##### MATERIAL PROVIDED

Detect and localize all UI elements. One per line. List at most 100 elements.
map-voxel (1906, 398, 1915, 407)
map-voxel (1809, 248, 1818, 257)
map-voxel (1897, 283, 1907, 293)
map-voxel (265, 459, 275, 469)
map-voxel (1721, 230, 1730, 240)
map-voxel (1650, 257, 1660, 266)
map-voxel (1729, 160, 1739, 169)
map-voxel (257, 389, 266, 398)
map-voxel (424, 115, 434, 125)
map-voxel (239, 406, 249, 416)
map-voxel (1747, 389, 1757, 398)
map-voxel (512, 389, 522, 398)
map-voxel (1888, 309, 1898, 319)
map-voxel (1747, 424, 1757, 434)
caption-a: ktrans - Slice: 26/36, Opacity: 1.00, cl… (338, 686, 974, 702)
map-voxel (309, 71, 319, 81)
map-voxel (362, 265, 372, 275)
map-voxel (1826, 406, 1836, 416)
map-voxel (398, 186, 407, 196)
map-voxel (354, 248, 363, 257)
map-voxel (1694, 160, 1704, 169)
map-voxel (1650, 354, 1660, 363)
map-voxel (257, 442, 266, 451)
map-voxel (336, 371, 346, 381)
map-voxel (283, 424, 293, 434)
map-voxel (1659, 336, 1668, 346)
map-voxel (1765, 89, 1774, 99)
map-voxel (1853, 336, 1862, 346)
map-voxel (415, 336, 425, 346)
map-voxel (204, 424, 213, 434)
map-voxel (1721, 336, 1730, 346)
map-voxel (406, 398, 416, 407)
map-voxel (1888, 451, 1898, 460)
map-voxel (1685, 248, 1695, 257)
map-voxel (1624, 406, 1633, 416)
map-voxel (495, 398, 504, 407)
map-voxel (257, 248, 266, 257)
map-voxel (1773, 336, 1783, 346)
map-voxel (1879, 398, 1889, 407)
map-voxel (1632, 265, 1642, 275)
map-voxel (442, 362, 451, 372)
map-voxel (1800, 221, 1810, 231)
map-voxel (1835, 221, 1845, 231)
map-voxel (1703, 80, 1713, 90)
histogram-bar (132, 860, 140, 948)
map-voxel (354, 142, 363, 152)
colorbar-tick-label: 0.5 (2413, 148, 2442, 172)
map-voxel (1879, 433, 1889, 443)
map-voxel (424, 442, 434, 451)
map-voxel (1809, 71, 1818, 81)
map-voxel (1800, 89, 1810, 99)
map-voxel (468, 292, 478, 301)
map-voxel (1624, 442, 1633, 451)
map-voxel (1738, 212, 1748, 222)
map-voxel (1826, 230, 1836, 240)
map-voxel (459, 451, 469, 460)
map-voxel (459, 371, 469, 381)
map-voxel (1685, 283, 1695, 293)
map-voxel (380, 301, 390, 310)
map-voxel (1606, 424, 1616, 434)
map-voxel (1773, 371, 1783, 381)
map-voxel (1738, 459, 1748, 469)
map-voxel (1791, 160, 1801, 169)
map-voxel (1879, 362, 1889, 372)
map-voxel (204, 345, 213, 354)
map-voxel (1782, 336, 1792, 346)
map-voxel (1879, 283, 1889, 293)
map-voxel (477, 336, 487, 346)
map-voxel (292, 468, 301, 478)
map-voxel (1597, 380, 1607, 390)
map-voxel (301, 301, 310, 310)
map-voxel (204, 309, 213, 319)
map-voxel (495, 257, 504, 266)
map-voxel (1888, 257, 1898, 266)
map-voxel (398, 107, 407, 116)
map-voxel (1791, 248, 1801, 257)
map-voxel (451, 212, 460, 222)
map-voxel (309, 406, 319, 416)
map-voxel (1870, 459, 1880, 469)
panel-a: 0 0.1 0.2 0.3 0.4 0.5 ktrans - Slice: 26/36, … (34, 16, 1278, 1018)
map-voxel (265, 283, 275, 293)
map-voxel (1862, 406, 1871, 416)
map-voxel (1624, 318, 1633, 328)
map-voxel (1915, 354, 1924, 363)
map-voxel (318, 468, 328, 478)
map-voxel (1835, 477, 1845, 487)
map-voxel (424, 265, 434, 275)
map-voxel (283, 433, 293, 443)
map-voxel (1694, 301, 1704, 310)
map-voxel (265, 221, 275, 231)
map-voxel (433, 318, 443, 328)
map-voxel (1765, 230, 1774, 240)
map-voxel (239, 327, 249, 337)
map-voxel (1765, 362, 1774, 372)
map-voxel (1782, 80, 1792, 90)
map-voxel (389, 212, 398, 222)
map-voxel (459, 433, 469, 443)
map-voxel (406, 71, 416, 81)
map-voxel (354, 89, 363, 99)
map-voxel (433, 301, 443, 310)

##########

| GIVEN INSTRUCTION |
Express every line of the records as a JSON list of strings, with one string per line and blank lines omitted.

| FULL SOLUTION |
[
  "Detect and localize all UI elements. One per line. List at most 100 elements.",
  "map-voxel (1906, 398, 1915, 407)",
  "map-voxel (1809, 248, 1818, 257)",
  "map-voxel (1897, 283, 1907, 293)",
  "map-voxel (265, 459, 275, 469)",
  "map-voxel (1721, 230, 1730, 240)",
  "map-voxel (1650, 257, 1660, 266)",
  "map-voxel (1729, 160, 1739, 169)",
  "map-voxel (257, 389, 266, 398)",
  "map-voxel (424, 115, 434, 125)",
  "map-voxel (239, 406, 249, 416)",
  "map-voxel (1747, 389, 1757, 398)",
  "map-voxel (512, 389, 522, 398)",
  "map-voxel (1888, 309, 1898, 319)",
  "map-voxel (1747, 424, 1757, 434)",
  "caption-a: ktrans - Slice: 26/36, Opacity: 1.00, cl… (338, 686, 974, 702)",
  "map-voxel (309, 71, 319, 81)",
  "map-voxel (362, 265, 372, 275)",
  "map-voxel (1826, 406, 1836, 416)",
  "map-voxel (398, 186, 407, 196)",
  "map-voxel (354, 248, 363, 257)",
  "map-voxel (1694, 160, 1704, 169)",
  "map-voxel (1650, 354, 1660, 363)",
  "map-voxel (257, 442, 266, 451)",
  "map-voxel (336, 371, 346, 381)",
  "map-voxel (283, 424, 293, 434)",
  "map-voxel (1659, 336, 1668, 346)",
  "map-voxel (1765, 89, 1774, 99)",
  "map-voxel (1853, 336, 1862, 346)",
  "map-voxel (415, 336, 425, 346)",
  "map-voxel (204, 424, 213, 434)",
  "map-voxel (1721, 336, 1730, 346)",
  "map-voxel (406, 398, 416, 407)",
  "map-voxel (1888, 451, 1898, 460)",
  "map-voxel (1685, 248, 1695, 257)",
  "map-voxel (1624, 406, 1633, 416)",
  "map-voxel (495, 398, 504, 407)",
  "map-voxel (257, 248, 266, 257)",
  "map-voxel (1773, 336, 1783, 346)",
  "map-voxel (1879, 398, 1889, 407)",
  "map-voxel (1632, 265, 1642, 275)",
  "map-voxel (442, 362, 451, 372)",
  "map-voxel (1800, 221, 1810, 231)",
  "map-voxel (1835, 221, 1845, 231)",
  "map-voxel (1703, 80, 1713, 90)",
  "histogram-bar (132, 860, 140, 948)",
  "map-voxel (354, 142, 363, 152)",
  "colorbar-tick-label: 0.5 (2413, 148, 2442, 172)",
  "map-voxel (1879, 433, 1889, 443)",
  "map-voxel (424, 442, 434, 451)",
  "map-voxel (1809, 71, 1818, 81)",
  "map-voxel (1800, 89, 1810, 99)",
  "map-voxel (468, 292, 478, 301)",
  "map-voxel (1624, 442, 1633, 451)",
  "map-voxel (1738, 212, 1748, 222)",
  "map-voxel (1826, 230, 1836, 240)",
  "map-voxel (459, 451, 469, 460)",
  "map-voxel (459, 371, 469, 381)",
  "map-voxel (1685, 283, 1695, 293)",
  "map-voxel (380, 301, 390, 310)",
  "map-voxel (1606, 424, 1616, 434)",
  "map-voxel (1773, 371, 1783, 381)",
  "map-voxel (1738, 459, 1748, 469)",
  "map-voxel (1791, 160, 1801, 169)",
  "map-voxel (1879, 362, 1889, 372)",
  "map-voxel (204, 345, 213, 354)",
  "map-voxel (1782, 336, 1792, 346)",
  "map-voxel (1879, 283, 1889, 293)",
  "map-voxel (477, 336, 487, 346)",
  "map-voxel (292, 468, 301, 478)",
  "map-voxel (1597, 380, 1607, 390)",
  "map-voxel (301, 301, 310, 310)",
  "map-voxel (204, 309, 213, 319)",
  "map-voxel (495, 257, 504, 266)",
  "map-voxel (1888, 257, 1898, 266)",
  "map-voxel (398, 107, 407, 116)",
  "map-voxel (1791, 248, 1801, 257)",
  "map-voxel (451, 212, 460, 222)",
  "map-voxel (309, 406, 319, 416)",
  "map-voxel (1870, 459, 1880, 469)",
  "panel-a: 0 0.1 0.2 0.3 0.4 0.5 ktrans - Slice: 26/36, … (34, 16, 1278, 1018)",
  "map-voxel (265, 283, 275, 293)",
  "map-voxel (1862, 406, 1871, 416)",
  "map-voxel (1624, 318, 1633, 328)",
  "map-voxel (1915, 354, 1924, 363)",
  "map-voxel (318, 468, 328, 478)",
  "map-voxel (1835, 477, 1845, 487)",
  "map-voxel (424, 265, 434, 275)",
  "map-voxel (283, 433, 293, 443)",
  "map-voxel (1694, 301, 1704, 310)",
  "map-voxel (265, 221, 275, 231)",
  "map-voxel (433, 318, 443, 328)",
  "map-voxel (1765, 230, 1774, 240)",
  "map-voxel (239, 327, 249, 337)",
  "map-voxel (1765, 362, 1774, 372)",
  "map-voxel (1782, 80, 1792, 90)",
  "map-voxel (389, 212, 398, 222)",
  "map-voxel (459, 433, 469, 443)",
  "map-voxel (406, 71, 416, 81)",
  "map-voxel (354, 89, 363, 99)",
  "map-voxel (433, 301, 443, 310)"
]